*What you should do*: Check every line below for the string "anos", and copy the lines that contain it.

*Dataset rows*:
((

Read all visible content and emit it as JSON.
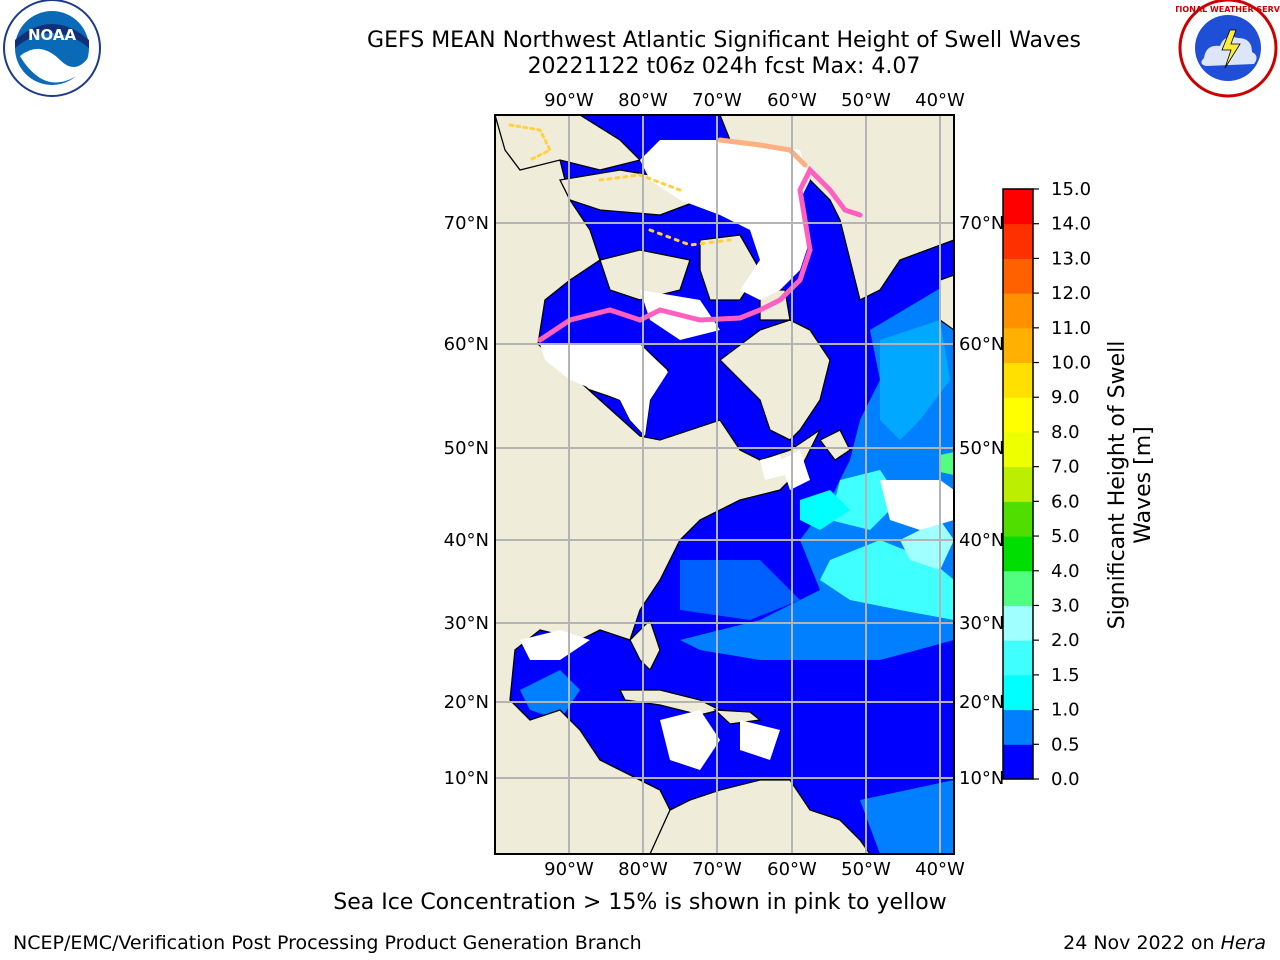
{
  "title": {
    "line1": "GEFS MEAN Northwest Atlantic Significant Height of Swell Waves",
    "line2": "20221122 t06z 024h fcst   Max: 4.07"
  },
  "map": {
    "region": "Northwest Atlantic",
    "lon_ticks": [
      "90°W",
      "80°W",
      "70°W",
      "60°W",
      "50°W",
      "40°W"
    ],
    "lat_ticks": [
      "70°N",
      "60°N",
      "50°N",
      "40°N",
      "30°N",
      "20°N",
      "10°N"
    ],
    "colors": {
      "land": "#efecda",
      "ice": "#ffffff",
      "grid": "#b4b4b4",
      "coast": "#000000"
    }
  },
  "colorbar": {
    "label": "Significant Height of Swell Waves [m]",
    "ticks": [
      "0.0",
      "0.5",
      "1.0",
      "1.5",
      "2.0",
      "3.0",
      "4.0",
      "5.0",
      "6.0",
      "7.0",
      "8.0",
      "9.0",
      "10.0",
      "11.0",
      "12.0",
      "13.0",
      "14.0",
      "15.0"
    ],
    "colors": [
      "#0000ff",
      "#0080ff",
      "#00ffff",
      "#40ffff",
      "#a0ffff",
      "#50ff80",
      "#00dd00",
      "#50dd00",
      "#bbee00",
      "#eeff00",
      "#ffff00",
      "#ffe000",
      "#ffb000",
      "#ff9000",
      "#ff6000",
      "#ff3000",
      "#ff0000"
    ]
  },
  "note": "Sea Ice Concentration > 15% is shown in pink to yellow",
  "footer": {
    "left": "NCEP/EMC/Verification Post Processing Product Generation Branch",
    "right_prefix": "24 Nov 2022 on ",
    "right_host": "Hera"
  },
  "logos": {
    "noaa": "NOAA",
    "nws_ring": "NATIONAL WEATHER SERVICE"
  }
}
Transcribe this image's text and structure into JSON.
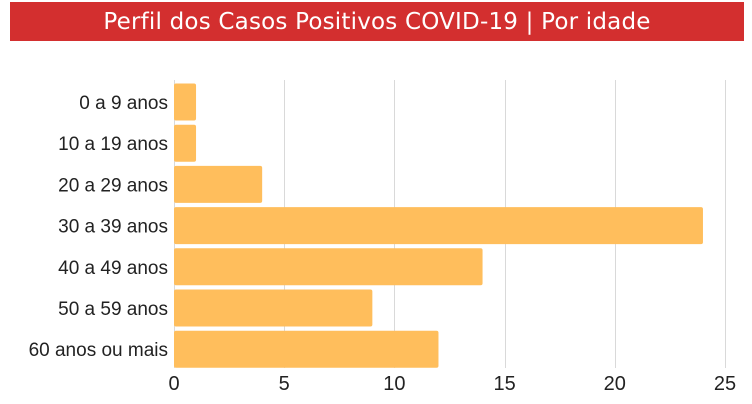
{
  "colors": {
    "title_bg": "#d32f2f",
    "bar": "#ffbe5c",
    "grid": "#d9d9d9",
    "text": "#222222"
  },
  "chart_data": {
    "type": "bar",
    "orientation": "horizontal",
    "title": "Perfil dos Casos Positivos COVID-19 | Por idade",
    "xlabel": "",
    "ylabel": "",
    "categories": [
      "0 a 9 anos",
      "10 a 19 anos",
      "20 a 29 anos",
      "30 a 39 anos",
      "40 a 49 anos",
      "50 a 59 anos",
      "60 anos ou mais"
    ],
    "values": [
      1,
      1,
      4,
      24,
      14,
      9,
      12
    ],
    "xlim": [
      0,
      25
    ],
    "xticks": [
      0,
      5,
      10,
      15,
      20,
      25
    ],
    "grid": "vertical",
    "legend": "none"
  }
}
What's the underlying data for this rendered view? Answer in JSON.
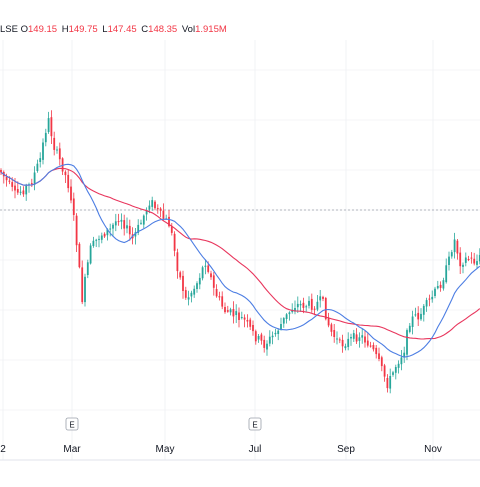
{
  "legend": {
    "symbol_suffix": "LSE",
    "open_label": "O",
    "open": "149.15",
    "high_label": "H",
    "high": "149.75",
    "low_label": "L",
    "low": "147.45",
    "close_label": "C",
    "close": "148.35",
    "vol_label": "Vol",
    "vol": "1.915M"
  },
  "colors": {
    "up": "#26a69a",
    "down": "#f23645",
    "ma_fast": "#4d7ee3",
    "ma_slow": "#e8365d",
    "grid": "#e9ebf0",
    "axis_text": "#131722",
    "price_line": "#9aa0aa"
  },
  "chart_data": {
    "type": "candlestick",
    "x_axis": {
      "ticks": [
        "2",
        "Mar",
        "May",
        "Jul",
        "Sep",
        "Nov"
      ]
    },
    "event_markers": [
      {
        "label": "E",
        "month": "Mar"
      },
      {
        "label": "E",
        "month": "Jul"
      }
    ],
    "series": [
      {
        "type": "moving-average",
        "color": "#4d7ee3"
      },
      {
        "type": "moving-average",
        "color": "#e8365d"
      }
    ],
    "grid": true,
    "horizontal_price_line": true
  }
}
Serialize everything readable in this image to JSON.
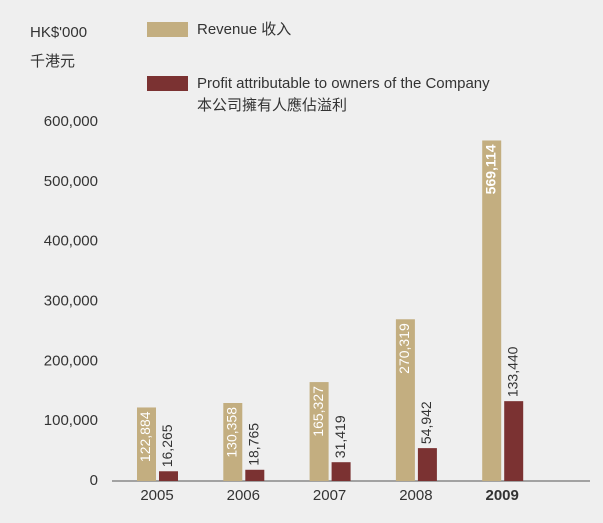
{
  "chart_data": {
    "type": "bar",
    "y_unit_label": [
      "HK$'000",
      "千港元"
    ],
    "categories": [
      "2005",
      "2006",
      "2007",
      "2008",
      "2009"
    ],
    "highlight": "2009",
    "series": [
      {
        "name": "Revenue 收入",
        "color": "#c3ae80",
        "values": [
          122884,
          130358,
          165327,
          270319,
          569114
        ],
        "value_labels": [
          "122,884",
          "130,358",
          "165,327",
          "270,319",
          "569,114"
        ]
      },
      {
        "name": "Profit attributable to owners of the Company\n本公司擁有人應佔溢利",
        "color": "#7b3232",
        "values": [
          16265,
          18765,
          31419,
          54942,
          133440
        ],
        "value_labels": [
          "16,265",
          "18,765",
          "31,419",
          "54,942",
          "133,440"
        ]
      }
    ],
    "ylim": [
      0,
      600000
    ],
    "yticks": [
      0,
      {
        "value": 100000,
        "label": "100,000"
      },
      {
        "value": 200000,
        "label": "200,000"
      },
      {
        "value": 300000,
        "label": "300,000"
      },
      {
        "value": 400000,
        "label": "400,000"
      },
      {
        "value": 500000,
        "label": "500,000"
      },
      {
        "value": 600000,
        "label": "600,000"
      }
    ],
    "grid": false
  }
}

))

*Finished task*:
      "0 a 9 anos",
      "10 a 19 anos",
      "20 a 29 anos",
      "30 a 39 anos",
      "40 a 49 anos",
      "50 a 59 anos",
      "60 anos ou mais"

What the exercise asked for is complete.